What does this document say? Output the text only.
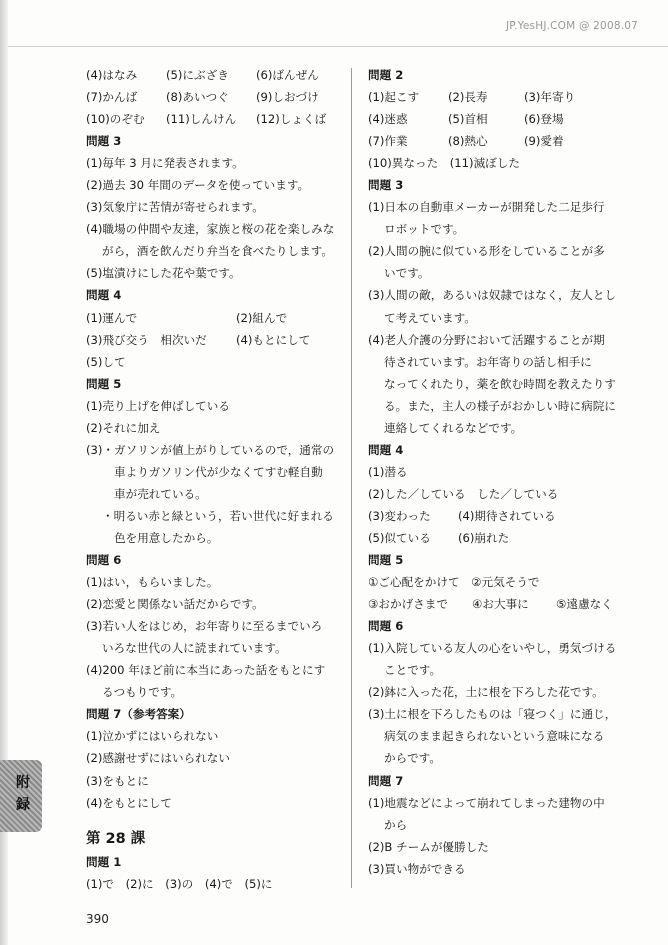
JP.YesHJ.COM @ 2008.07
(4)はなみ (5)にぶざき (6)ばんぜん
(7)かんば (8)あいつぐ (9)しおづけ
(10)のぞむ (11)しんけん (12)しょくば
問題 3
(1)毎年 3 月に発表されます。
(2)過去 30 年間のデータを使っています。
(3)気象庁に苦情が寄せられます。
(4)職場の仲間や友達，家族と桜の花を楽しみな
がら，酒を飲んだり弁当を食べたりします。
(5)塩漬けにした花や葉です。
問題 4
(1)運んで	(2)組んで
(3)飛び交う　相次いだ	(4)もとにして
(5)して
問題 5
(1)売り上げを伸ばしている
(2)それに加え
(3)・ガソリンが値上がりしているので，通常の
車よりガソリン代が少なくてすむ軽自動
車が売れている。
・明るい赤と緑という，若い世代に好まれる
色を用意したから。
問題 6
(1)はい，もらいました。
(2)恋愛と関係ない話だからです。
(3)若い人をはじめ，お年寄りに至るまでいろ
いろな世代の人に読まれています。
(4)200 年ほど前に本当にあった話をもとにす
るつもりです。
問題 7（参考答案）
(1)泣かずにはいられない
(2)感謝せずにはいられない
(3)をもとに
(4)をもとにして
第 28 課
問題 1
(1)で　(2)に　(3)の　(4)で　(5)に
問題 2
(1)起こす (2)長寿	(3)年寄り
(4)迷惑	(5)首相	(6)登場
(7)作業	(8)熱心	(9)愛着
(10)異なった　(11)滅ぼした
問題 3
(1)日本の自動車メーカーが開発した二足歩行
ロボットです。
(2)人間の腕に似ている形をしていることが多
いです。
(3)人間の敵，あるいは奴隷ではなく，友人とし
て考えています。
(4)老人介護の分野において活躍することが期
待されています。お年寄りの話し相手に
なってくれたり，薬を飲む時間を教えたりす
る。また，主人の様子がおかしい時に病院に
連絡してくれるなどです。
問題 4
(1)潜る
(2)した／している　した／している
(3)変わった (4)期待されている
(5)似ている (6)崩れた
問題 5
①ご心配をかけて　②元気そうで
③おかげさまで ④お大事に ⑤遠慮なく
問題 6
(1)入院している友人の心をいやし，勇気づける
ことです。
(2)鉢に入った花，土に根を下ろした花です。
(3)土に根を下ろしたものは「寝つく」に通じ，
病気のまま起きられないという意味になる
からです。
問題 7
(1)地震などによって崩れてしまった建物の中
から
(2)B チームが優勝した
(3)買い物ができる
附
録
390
= = = = =
Job — Repeat the material verbatim. Do not carry over any picture.

Full output —
What does this document say? Output the text only.
JP.YesHJ.COM @ 2008.07
(4)はなみ (5)にぶざき (6)ばんぜん
(7)かんば (8)あいつぐ (9)しおづけ
(10)のぞむ (11)しんけん (12)しょくば
問題 3
(1)毎年 3 月に発表されます。
(2)過去 30 年間のデータを使っています。
(3)気象庁に苦情が寄せられます。
(4)職場の仲間や友達，家族と桜の花を楽しみな
がら，酒を飲んだり弁当を食べたりします。
(5)塩漬けにした花や葉です。
問題 4
(1)運んで	(2)組んで
(3)飛び交う　相次いだ	(4)もとにして
(5)して
問題 5
(1)売り上げを伸ばしている
(2)それに加え
(3)・ガソリンが値上がりしているので，通常の
車よりガソリン代が少なくてすむ軽自動
車が売れている。
・明るい赤と緑という，若い世代に好まれる
色を用意したから。
問題 6
(1)はい，もらいました。
(2)恋愛と関係ない話だからです。
(3)若い人をはじめ，お年寄りに至るまでいろ
いろな世代の人に読まれています。
(4)200 年ほど前に本当にあった話をもとにす
るつもりです。
問題 7（参考答案）
(1)泣かずにはいられない
(2)感謝せずにはいられない
(3)をもとに
(4)をもとにして
第 28 課
問題 1
(1)で　(2)に　(3)の　(4)で　(5)に
問題 2
(1)起こす (2)長寿	(3)年寄り
(4)迷惑	(5)首相	(6)登場
(7)作業	(8)熱心	(9)愛着
(10)異なった　(11)滅ぼした
問題 3
(1)日本の自動車メーカーが開発した二足歩行
ロボットです。
(2)人間の腕に似ている形をしていることが多
いです。
(3)人間の敵，あるいは奴隷ではなく，友人とし
て考えています。
(4)老人介護の分野において活躍することが期
待されています。お年寄りの話し相手に
なってくれたり，薬を飲む時間を教えたりす
る。また，主人の様子がおかしい時に病院に
連絡してくれるなどです。
問題 4
(1)潜る
(2)した／している　した／している
(3)変わった (4)期待されている
(5)似ている (6)崩れた
問題 5
①ご心配をかけて　②元気そうで
③おかげさまで ④お大事に ⑤遠慮なく
問題 6
(1)入院している友人の心をいやし，勇気づける
ことです。
(2)鉢に入った花，土に根を下ろした花です。
(3)土に根を下ろしたものは「寝つく」に通じ，
病気のまま起きられないという意味になる
からです。
問題 7
(1)地震などによって崩れてしまった建物の中
から
(2)B チームが優勝した
(3)買い物ができる
附
録
390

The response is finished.